## [Rows from a figure dataset]

++++++

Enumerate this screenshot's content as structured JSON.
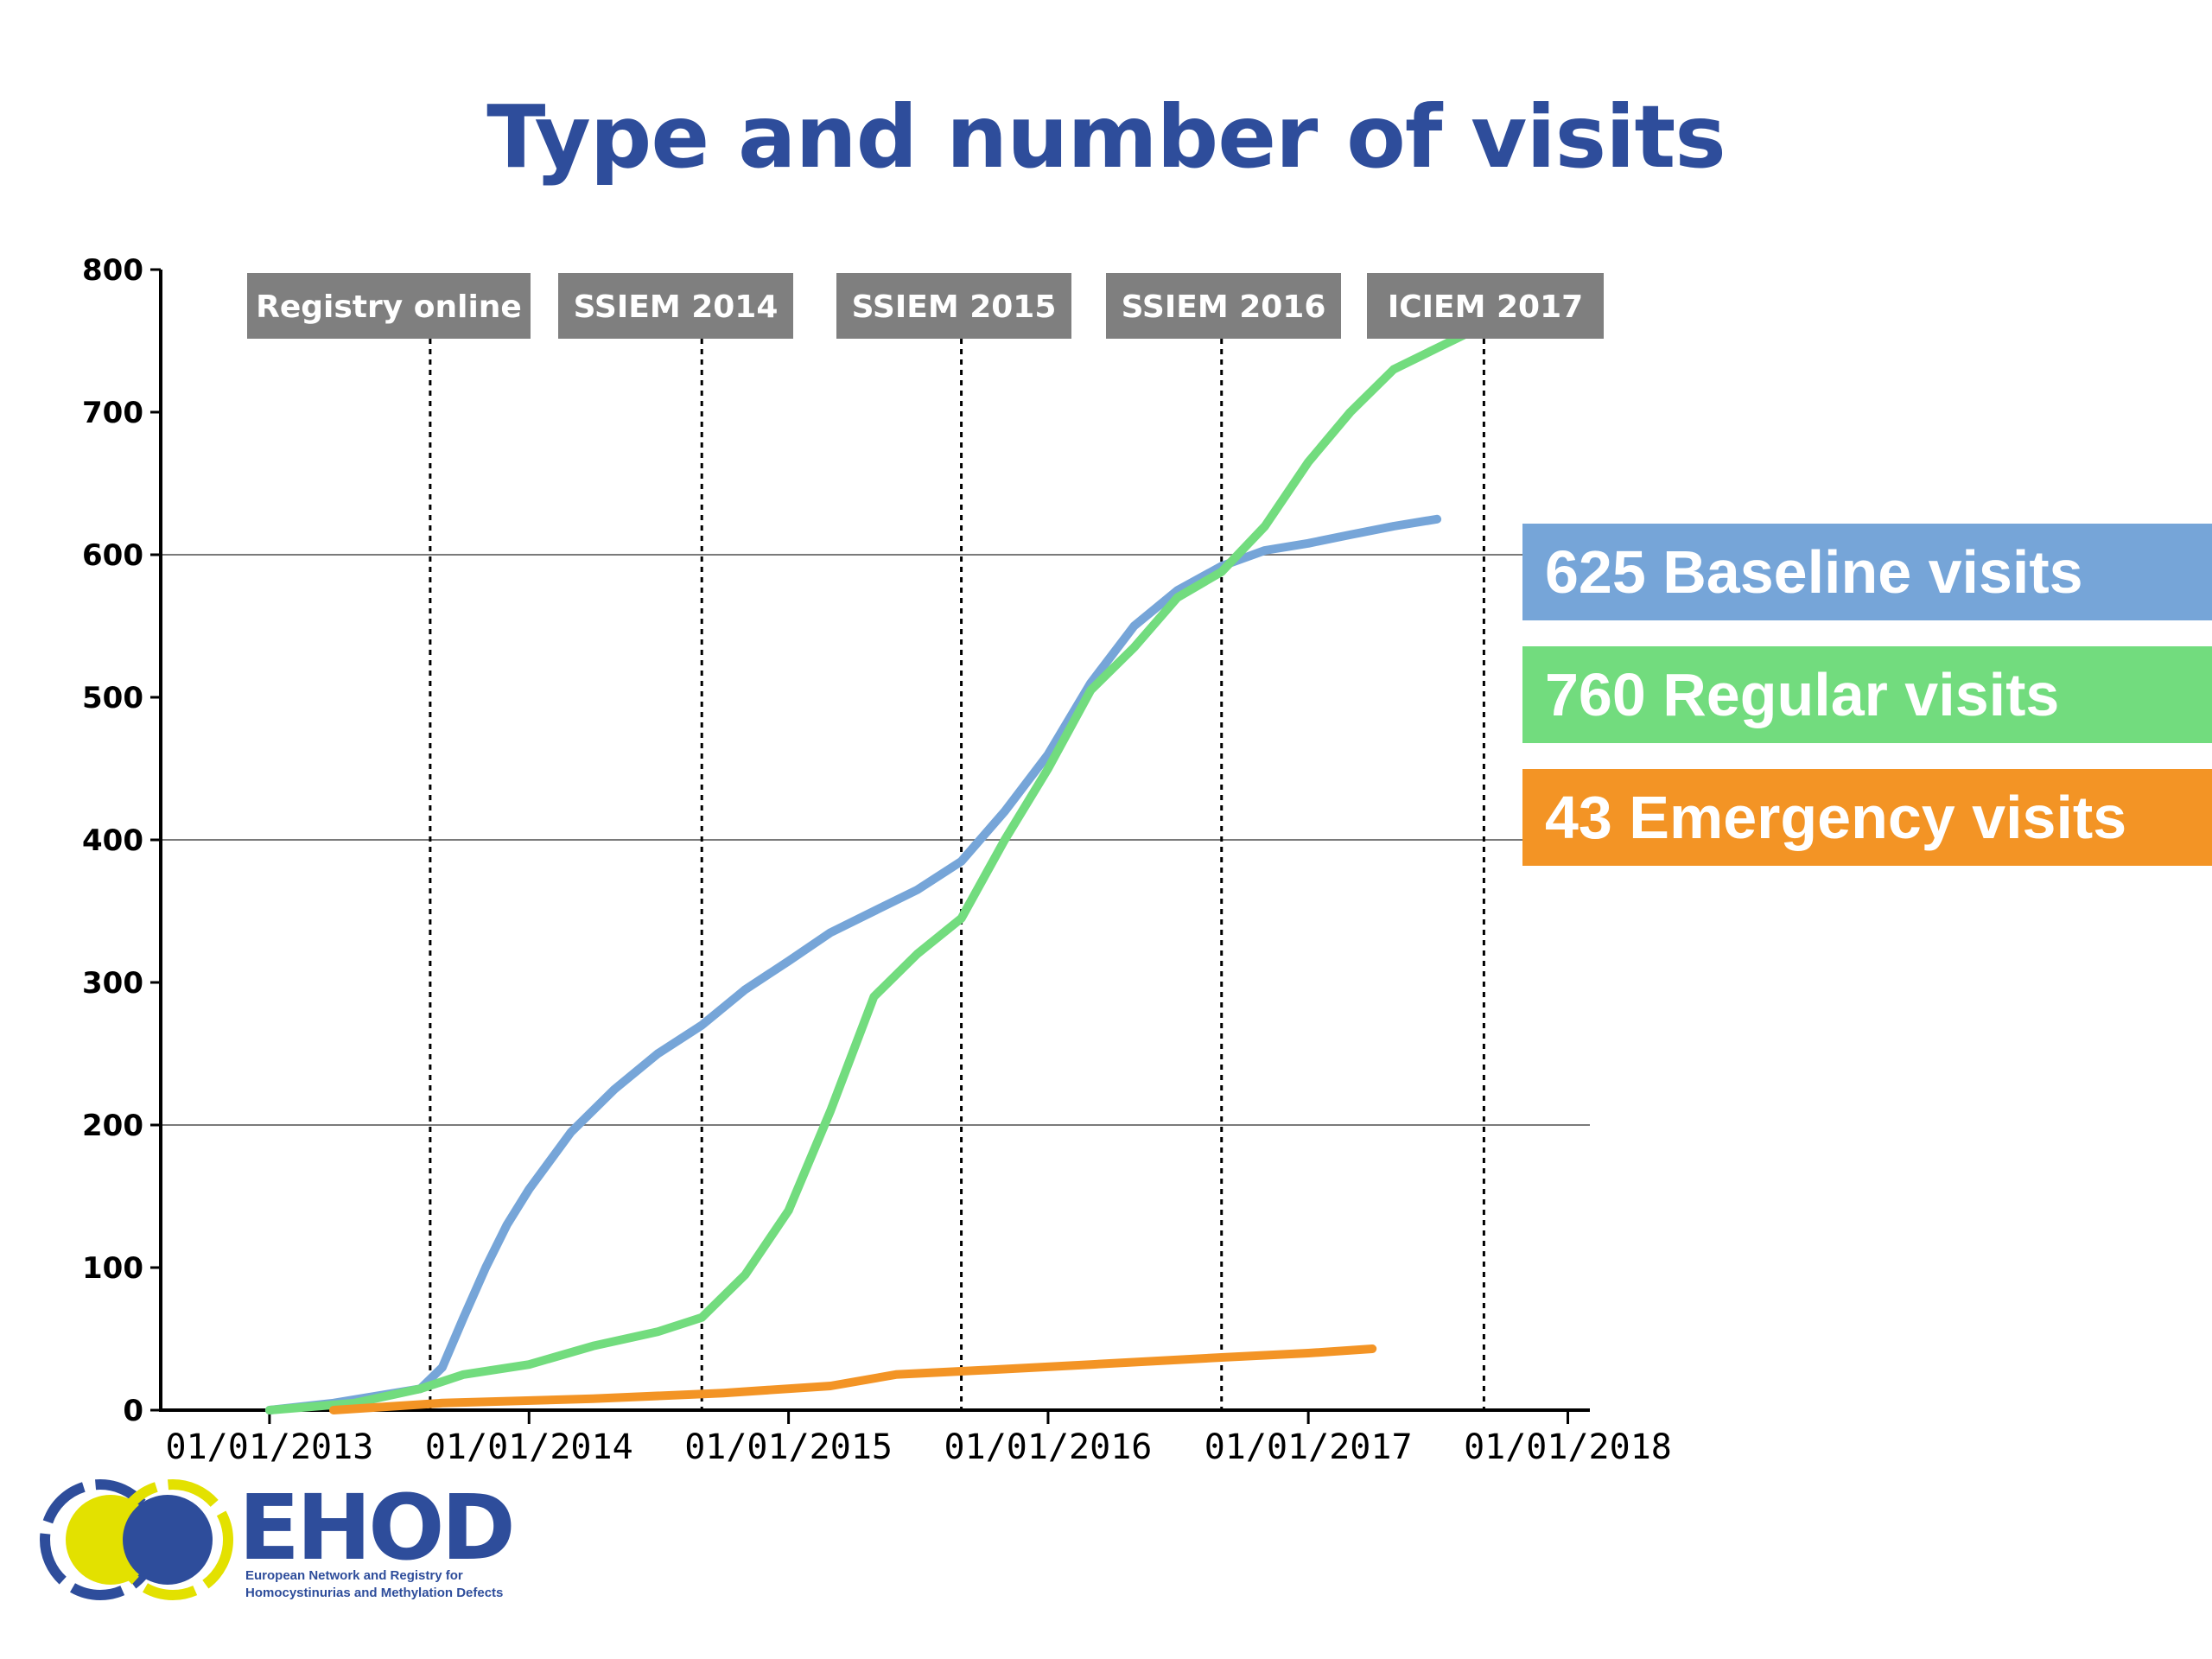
{
  "title": "Type and number of visits",
  "chart_data": {
    "type": "line",
    "title": "Type and number of visits",
    "xlabel": "",
    "ylabel": "",
    "x_type": "date",
    "xlim": [
      "2012-08-01",
      "2018-02-01"
    ],
    "ylim": [
      0,
      800
    ],
    "yticks": [
      0,
      100,
      200,
      300,
      400,
      500,
      600,
      700,
      800
    ],
    "xticks": [
      "2013-01-01",
      "2014-01-01",
      "2015-01-01",
      "2016-01-01",
      "2017-01-01",
      "2018-01-01"
    ],
    "xtick_labels": [
      "01/01/2013",
      "01/01/2014",
      "01/01/2015",
      "01/01/2016",
      "01/01/2017",
      "01/01/2018"
    ],
    "gridlines_y": [
      200,
      400,
      600
    ],
    "grid": "partial horizontal",
    "events": [
      {
        "label": "Registry online",
        "date": "2013-08-15"
      },
      {
        "label": "SSIEM 2014",
        "date": "2014-09-01"
      },
      {
        "label": "SSIEM 2015",
        "date": "2015-09-01"
      },
      {
        "label": "SSIEM 2016",
        "date": "2016-09-01"
      },
      {
        "label": "ICIEM 2017",
        "date": "2017-09-05"
      }
    ],
    "series": [
      {
        "name": "Baseline visits",
        "color": "#76a5d8",
        "points": [
          [
            "2013-01-01",
            0
          ],
          [
            "2013-04-01",
            5
          ],
          [
            "2013-06-01",
            10
          ],
          [
            "2013-08-01",
            15
          ],
          [
            "2013-09-01",
            30
          ],
          [
            "2013-10-01",
            65
          ],
          [
            "2013-11-01",
            100
          ],
          [
            "2013-12-01",
            130
          ],
          [
            "2014-01-01",
            155
          ],
          [
            "2014-03-01",
            195
          ],
          [
            "2014-05-01",
            225
          ],
          [
            "2014-07-01",
            250
          ],
          [
            "2014-09-01",
            270
          ],
          [
            "2014-11-01",
            295
          ],
          [
            "2015-01-01",
            315
          ],
          [
            "2015-03-01",
            335
          ],
          [
            "2015-05-01",
            350
          ],
          [
            "2015-07-01",
            365
          ],
          [
            "2015-09-01",
            385
          ],
          [
            "2015-11-01",
            420
          ],
          [
            "2016-01-01",
            460
          ],
          [
            "2016-03-01",
            510
          ],
          [
            "2016-05-01",
            550
          ],
          [
            "2016-07-01",
            575
          ],
          [
            "2016-09-01",
            592
          ],
          [
            "2016-11-01",
            603
          ],
          [
            "2017-01-01",
            608
          ],
          [
            "2017-03-01",
            614
          ],
          [
            "2017-05-01",
            620
          ],
          [
            "2017-07-01",
            625
          ]
        ]
      },
      {
        "name": "Regular visits",
        "color": "#72dc7e",
        "points": [
          [
            "2013-01-01",
            0
          ],
          [
            "2013-05-01",
            5
          ],
          [
            "2013-08-01",
            15
          ],
          [
            "2013-10-01",
            25
          ],
          [
            "2014-01-01",
            32
          ],
          [
            "2014-04-01",
            45
          ],
          [
            "2014-07-01",
            55
          ],
          [
            "2014-09-01",
            65
          ],
          [
            "2014-11-01",
            95
          ],
          [
            "2015-01-01",
            140
          ],
          [
            "2015-03-01",
            210
          ],
          [
            "2015-05-01",
            290
          ],
          [
            "2015-07-01",
            320
          ],
          [
            "2015-09-01",
            345
          ],
          [
            "2015-11-01",
            400
          ],
          [
            "2016-01-01",
            450
          ],
          [
            "2016-03-01",
            505
          ],
          [
            "2016-05-01",
            535
          ],
          [
            "2016-07-01",
            570
          ],
          [
            "2016-09-01",
            588
          ],
          [
            "2016-11-01",
            620
          ],
          [
            "2017-01-01",
            665
          ],
          [
            "2017-03-01",
            700
          ],
          [
            "2017-05-01",
            730
          ],
          [
            "2017-07-01",
            745
          ],
          [
            "2017-09-01",
            760
          ]
        ]
      },
      {
        "name": "Emergency visits",
        "color": "#f39425",
        "points": [
          [
            "2013-04-01",
            0
          ],
          [
            "2013-09-01",
            5
          ],
          [
            "2014-04-01",
            8
          ],
          [
            "2014-10-01",
            12
          ],
          [
            "2015-03-01",
            17
          ],
          [
            "2015-06-01",
            25
          ],
          [
            "2015-10-01",
            28
          ],
          [
            "2016-03-01",
            32
          ],
          [
            "2016-09-01",
            37
          ],
          [
            "2017-01-01",
            40
          ],
          [
            "2017-04-01",
            43
          ]
        ]
      }
    ]
  },
  "legend": [
    {
      "text": "625 Baseline visits",
      "color": "#76a5d8"
    },
    {
      "text": "760 Regular visits",
      "color": "#72dc7e"
    },
    {
      "text": "43 Emergency visits",
      "color": "#f39425"
    }
  ],
  "logo": {
    "name": "EHOD",
    "line1": "European Network and Registry for",
    "line2": "Homocystinurias and Methylation Defects",
    "colors": {
      "blue": "#2e4d9b",
      "yellow": "#e3e100"
    }
  }
}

++++++

## [The request]
In the listing above, find each line with the word "name" and copy it.

## [Answer in full]
        "name": "Baseline visits",
        "name": "Regular visits",
        "name": "Emergency visits",
    "name": "EHOD",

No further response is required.